§ EXERCISE:
Identify and copy all lines of the material where the string "date" is found.

Data records:
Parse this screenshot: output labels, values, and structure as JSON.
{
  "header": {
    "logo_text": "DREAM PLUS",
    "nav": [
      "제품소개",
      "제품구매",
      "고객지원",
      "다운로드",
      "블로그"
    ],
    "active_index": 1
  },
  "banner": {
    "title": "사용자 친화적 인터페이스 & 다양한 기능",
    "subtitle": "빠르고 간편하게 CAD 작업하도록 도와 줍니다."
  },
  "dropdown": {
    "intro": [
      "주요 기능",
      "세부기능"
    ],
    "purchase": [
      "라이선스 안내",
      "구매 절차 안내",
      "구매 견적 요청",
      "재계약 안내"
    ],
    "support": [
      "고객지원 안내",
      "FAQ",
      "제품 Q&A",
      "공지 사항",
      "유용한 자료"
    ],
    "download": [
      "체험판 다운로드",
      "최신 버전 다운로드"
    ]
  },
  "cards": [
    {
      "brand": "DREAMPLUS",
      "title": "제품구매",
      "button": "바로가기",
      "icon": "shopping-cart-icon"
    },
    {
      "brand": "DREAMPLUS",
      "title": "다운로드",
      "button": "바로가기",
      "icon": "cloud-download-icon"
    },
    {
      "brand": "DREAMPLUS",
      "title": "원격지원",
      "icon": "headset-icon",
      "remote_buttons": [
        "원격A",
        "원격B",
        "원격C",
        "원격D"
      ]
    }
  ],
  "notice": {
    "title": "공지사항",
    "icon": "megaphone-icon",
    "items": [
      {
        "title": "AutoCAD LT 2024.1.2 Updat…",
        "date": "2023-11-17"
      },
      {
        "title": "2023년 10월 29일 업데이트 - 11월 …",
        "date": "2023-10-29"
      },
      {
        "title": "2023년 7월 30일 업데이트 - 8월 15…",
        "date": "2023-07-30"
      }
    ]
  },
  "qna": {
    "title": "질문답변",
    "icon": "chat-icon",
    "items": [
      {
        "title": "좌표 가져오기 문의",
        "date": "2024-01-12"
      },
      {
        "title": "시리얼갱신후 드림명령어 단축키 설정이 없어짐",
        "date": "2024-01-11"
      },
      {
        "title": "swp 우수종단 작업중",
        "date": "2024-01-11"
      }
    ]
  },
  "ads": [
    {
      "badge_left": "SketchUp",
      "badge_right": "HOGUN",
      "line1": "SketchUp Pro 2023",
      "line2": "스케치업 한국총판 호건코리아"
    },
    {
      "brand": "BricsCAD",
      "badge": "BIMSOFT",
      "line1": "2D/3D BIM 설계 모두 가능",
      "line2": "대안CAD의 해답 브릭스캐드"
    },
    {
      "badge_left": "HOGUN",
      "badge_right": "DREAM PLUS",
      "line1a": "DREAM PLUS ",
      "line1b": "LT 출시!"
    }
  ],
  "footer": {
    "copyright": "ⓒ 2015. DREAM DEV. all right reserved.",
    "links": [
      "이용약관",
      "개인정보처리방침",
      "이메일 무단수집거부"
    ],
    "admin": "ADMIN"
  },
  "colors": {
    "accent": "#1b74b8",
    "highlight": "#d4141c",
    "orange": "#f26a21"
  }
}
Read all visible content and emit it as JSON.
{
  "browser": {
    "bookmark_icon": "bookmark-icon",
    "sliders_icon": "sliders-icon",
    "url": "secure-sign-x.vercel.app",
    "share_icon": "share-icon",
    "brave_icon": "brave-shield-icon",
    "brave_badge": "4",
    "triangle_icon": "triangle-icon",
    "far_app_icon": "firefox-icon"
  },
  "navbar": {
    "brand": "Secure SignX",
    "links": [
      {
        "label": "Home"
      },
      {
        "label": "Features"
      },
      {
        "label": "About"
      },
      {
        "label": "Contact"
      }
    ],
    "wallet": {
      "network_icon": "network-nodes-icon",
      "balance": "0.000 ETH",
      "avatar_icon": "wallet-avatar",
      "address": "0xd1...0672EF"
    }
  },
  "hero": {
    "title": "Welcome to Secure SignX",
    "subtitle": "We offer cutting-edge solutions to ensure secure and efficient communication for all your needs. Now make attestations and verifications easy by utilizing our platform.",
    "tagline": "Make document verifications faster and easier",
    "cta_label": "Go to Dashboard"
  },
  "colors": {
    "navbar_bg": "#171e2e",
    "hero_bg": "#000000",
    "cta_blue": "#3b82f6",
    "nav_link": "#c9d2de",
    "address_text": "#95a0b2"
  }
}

§ FINAL RESULT:
        "date": "2023-11-17"
        "date": "2023-10-29"
        "date": "2023-07-30"
        "date": "2024-01-12"
        "date": "2024-01-11"
        "date": "2024-01-11"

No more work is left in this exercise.